*Problem:*
State the number of lines in the material below that have "nous" in them, without any other text.

*Raw records:*
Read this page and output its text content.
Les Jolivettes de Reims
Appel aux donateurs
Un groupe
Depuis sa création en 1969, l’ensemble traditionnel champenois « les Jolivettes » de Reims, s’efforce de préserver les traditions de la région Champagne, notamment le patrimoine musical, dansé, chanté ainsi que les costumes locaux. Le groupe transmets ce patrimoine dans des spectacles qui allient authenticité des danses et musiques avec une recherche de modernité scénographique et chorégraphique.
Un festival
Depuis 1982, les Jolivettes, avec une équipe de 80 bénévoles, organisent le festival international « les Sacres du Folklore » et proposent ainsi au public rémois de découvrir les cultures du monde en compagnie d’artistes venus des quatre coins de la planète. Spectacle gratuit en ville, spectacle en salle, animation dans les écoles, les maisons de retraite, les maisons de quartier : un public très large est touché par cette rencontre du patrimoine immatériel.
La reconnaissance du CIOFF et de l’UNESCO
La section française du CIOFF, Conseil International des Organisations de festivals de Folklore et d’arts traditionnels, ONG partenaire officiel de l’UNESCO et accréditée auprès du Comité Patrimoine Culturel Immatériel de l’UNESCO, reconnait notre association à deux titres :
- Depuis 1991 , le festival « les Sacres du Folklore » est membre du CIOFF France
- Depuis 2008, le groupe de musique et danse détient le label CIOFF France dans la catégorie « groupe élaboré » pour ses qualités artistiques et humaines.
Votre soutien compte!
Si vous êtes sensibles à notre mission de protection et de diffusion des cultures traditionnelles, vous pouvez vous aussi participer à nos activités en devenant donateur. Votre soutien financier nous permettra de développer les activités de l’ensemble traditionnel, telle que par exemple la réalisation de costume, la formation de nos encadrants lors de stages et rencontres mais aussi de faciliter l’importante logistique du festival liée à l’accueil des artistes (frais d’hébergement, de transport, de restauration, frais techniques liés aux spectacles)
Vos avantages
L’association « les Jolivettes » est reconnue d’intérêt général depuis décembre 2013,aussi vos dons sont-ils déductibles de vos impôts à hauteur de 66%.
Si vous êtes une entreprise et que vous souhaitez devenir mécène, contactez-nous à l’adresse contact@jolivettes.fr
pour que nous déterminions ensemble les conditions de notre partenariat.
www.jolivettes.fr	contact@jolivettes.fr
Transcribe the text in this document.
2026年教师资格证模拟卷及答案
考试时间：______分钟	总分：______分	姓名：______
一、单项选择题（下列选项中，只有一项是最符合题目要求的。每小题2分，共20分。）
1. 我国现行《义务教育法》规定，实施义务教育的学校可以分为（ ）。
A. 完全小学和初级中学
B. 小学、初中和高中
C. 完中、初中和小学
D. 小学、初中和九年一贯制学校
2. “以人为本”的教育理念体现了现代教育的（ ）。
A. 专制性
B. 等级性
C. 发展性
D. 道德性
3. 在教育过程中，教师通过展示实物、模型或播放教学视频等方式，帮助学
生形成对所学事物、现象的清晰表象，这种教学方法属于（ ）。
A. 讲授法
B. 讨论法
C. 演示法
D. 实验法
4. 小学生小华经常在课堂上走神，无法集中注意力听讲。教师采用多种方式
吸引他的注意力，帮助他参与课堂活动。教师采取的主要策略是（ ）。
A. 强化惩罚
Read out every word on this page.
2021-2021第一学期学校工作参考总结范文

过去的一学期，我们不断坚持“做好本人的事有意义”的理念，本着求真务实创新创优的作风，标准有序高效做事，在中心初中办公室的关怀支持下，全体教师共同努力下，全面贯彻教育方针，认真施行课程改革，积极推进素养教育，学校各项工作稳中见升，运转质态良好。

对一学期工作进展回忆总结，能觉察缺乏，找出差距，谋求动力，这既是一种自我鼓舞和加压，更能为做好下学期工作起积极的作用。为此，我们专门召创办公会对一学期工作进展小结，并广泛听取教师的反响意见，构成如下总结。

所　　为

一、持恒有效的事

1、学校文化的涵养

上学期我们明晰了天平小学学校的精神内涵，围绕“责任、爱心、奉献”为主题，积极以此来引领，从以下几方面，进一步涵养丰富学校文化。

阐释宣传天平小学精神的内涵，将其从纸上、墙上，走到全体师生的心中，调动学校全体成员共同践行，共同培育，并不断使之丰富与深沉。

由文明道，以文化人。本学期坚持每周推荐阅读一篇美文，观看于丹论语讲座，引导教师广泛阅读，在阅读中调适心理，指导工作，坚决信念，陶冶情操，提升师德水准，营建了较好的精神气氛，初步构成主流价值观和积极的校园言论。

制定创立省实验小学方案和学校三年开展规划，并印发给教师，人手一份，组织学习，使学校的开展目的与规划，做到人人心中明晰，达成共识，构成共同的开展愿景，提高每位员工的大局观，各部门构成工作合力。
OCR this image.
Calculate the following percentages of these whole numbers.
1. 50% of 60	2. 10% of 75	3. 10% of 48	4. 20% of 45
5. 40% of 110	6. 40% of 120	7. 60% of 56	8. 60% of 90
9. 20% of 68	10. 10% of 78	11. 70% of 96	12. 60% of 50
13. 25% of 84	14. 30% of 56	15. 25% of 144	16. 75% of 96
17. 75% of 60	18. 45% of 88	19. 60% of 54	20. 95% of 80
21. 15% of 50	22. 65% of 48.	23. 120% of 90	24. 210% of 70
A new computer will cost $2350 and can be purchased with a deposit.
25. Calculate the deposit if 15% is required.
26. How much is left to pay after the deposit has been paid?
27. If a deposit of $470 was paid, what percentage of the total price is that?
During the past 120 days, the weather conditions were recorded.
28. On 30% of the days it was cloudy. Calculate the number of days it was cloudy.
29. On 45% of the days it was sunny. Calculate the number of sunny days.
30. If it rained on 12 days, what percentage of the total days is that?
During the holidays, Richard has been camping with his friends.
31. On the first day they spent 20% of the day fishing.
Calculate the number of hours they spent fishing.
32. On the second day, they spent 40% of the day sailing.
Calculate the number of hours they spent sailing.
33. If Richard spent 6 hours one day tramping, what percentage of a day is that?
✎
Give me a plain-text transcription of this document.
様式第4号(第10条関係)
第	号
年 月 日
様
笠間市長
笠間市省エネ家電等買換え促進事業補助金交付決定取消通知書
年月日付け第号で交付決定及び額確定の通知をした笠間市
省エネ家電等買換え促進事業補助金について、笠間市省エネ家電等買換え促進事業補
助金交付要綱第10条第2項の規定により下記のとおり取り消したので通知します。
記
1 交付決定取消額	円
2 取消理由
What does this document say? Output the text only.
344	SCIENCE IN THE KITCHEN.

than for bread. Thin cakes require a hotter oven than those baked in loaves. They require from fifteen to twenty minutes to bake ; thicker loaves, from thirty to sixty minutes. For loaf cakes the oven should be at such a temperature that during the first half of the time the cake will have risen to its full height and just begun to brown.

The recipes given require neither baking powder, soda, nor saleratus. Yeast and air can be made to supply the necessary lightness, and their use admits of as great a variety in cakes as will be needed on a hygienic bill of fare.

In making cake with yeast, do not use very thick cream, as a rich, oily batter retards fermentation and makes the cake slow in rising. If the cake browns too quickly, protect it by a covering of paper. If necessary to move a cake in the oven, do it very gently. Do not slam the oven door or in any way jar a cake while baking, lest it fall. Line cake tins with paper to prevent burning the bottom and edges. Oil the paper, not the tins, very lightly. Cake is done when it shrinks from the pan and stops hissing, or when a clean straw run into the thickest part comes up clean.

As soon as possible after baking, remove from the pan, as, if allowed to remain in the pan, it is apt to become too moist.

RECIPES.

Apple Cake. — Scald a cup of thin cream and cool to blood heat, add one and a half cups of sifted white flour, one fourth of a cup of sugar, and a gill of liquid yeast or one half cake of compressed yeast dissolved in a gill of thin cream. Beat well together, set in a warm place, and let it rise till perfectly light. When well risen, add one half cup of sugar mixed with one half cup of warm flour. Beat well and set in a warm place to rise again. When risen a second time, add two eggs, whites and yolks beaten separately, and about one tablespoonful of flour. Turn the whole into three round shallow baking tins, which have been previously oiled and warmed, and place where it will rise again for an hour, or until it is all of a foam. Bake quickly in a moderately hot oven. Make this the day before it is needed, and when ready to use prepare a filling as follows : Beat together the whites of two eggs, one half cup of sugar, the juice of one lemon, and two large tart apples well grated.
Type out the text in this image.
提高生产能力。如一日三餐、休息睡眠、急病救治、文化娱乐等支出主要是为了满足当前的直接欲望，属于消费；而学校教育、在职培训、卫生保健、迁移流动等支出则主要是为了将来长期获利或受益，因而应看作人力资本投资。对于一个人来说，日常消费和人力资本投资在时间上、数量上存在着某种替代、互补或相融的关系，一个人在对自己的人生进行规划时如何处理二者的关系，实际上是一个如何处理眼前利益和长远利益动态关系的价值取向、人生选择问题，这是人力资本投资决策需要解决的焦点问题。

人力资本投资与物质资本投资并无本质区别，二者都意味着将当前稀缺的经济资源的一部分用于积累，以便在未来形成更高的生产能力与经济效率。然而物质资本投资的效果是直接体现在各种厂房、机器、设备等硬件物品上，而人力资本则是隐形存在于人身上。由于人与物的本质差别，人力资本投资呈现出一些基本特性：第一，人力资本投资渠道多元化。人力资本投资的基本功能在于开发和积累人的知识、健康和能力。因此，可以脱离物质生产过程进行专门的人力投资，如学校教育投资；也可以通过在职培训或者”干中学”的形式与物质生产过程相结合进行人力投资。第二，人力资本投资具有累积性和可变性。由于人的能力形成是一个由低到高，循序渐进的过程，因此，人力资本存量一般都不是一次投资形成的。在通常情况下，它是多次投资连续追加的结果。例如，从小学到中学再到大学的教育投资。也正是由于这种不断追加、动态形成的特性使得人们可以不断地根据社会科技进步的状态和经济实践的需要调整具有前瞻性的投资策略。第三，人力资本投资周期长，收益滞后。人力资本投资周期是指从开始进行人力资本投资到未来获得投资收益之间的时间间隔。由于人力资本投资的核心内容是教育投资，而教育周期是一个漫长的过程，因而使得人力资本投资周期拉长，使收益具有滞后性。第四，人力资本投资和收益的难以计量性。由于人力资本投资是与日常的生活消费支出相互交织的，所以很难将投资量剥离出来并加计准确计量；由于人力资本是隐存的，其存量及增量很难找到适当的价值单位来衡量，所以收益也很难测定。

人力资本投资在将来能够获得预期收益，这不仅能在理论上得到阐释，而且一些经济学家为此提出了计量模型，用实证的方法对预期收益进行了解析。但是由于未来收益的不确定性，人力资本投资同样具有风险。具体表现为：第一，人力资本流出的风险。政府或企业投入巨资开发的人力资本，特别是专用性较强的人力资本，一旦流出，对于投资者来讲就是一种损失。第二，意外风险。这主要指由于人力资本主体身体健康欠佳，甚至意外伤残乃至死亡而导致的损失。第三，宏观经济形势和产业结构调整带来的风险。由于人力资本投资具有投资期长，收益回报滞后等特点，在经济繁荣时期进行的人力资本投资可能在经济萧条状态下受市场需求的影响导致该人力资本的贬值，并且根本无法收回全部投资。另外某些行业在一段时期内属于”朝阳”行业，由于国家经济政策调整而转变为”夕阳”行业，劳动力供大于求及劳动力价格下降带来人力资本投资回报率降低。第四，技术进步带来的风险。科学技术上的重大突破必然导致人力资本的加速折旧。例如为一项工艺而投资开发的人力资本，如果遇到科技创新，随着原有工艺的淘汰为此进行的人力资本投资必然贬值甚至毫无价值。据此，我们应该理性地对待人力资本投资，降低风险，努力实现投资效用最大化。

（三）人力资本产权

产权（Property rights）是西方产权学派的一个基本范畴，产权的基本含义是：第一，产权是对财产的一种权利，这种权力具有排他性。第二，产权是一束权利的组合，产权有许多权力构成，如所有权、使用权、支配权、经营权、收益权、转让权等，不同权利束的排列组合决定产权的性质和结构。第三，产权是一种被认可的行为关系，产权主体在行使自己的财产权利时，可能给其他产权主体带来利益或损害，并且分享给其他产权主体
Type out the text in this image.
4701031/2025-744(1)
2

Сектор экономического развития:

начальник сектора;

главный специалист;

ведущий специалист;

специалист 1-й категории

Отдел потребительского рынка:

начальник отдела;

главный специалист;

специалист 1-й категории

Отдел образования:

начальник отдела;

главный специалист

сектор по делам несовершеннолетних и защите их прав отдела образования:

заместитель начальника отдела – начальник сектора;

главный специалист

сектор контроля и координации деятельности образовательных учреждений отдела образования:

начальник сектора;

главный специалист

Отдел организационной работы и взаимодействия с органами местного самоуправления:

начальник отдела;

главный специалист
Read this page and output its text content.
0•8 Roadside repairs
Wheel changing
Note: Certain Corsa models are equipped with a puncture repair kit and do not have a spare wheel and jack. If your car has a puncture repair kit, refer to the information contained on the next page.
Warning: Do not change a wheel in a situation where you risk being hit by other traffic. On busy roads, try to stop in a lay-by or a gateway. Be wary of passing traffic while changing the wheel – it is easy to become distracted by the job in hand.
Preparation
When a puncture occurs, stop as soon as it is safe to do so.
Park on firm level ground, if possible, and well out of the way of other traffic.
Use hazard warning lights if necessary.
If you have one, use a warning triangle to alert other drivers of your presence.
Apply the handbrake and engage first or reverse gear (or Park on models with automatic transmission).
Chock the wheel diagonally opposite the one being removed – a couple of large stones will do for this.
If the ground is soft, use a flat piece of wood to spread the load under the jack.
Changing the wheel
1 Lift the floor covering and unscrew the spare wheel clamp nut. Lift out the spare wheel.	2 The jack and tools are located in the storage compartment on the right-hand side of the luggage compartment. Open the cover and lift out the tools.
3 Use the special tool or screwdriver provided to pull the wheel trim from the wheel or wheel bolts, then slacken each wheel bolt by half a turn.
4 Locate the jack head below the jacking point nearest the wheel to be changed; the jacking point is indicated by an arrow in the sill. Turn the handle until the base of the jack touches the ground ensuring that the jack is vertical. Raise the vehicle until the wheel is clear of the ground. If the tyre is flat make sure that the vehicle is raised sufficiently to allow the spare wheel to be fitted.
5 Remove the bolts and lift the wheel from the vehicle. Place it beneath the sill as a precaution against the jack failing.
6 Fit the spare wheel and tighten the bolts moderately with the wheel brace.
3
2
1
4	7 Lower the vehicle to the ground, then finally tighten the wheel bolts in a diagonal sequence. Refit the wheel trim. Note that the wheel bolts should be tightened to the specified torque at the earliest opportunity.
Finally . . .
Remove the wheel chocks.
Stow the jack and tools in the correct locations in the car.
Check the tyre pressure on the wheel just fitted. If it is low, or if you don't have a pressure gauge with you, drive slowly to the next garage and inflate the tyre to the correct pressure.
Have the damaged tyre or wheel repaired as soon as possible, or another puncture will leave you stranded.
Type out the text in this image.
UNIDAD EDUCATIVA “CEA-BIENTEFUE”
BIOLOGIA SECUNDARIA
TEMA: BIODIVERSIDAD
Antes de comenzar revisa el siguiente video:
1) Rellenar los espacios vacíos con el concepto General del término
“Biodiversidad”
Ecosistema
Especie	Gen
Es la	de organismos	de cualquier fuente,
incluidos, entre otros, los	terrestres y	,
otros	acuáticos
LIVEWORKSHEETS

*Solved problem:*
3